* [TASK TO COMPLETE] Extract every entry word for word.

* [DATA SUPPLIED]
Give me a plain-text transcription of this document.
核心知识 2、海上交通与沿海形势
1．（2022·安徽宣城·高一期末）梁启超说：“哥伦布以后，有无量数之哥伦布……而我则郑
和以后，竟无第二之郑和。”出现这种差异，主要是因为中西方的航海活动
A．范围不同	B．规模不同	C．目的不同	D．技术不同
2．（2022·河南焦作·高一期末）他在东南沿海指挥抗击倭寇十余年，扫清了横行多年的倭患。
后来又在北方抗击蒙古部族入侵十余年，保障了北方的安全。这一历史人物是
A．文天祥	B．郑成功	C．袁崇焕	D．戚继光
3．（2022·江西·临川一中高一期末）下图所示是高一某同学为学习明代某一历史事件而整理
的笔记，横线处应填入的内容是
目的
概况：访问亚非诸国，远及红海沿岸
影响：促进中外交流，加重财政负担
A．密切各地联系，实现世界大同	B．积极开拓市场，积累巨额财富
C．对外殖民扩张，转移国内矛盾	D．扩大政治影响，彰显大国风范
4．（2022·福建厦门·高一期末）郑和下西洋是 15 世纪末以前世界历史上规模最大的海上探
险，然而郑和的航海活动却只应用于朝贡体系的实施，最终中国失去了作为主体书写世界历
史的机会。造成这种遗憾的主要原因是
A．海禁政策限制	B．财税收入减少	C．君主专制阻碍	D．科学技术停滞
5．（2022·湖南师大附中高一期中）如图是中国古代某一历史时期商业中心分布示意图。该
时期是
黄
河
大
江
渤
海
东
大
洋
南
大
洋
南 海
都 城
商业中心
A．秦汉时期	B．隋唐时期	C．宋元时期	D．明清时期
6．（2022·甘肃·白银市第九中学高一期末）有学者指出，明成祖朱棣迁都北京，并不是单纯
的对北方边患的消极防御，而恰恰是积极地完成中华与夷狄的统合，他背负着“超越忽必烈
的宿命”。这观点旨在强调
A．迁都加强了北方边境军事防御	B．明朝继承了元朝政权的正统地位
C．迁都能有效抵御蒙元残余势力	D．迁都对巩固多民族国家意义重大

* [FULL ANSWER]
Give me a plain-text transcription of this document.
核心知识 2、海上交通与沿海形势
1．（2022·安徽宣城·高一期末）梁启超说：“哥伦布以后，有无量数之哥伦布……而我则郑
和以后，竟无第二之郑和。”出现这种差异，主要是因为中西方的航海活动
A．范围不同	B．规模不同	C．目的不同	D．技术不同
2．（2022·河南焦作·高一期末）他在东南沿海指挥抗击倭寇十余年，扫清了横行多年的倭患。
后来又在北方抗击蒙古部族入侵十余年，保障了北方的安全。这一历史人物是
A．文天祥	B．郑成功	C．袁崇焕	D．戚继光
3．（2022·江西·临川一中高一期末）下图所示是高一某同学为学习明代某一历史事件而整理
的笔记，横线处应填入的内容是
目的
概况：访问亚非诸国，远及红海沿岸
影响：促进中外交流，加重财政负担
A．密切各地联系，实现世界大同	B．积极开拓市场，积累巨额财富
C．对外殖民扩张，转移国内矛盾	D．扩大政治影响，彰显大国风范
4．（2022·福建厦门·高一期末）郑和下西洋是 15 世纪末以前世界历史上规模最大的海上探
险，然而郑和的航海活动却只应用于朝贡体系的实施，最终中国失去了作为主体书写世界历
史的机会。造成这种遗憾的主要原因是
A．海禁政策限制	B．财税收入减少	C．君主专制阻碍	D．科学技术停滞
5．（2022·湖南师大附中高一期中）如图是中国古代某一历史时期商业中心分布示意图。该
时期是
黄
河
大
江
渤
海
东
大
洋
南
大
洋
南 海
都 城
商业中心
A．秦汉时期	B．隋唐时期	C．宋元时期	D．明清时期
6．（2022·甘肃·白银市第九中学高一期末）有学者指出，明成祖朱棣迁都北京，并不是单纯
的对北方边患的消极防御，而恰恰是积极地完成中华与夷狄的统合，他背负着“超越忽必烈
的宿命”。这观点旨在强调
A．迁都加强了北方边境军事防御	B．明朝继承了元朝政权的正统地位
C．迁都能有效抵御蒙元残余势力	D．迁都对巩固多民族国家意义重大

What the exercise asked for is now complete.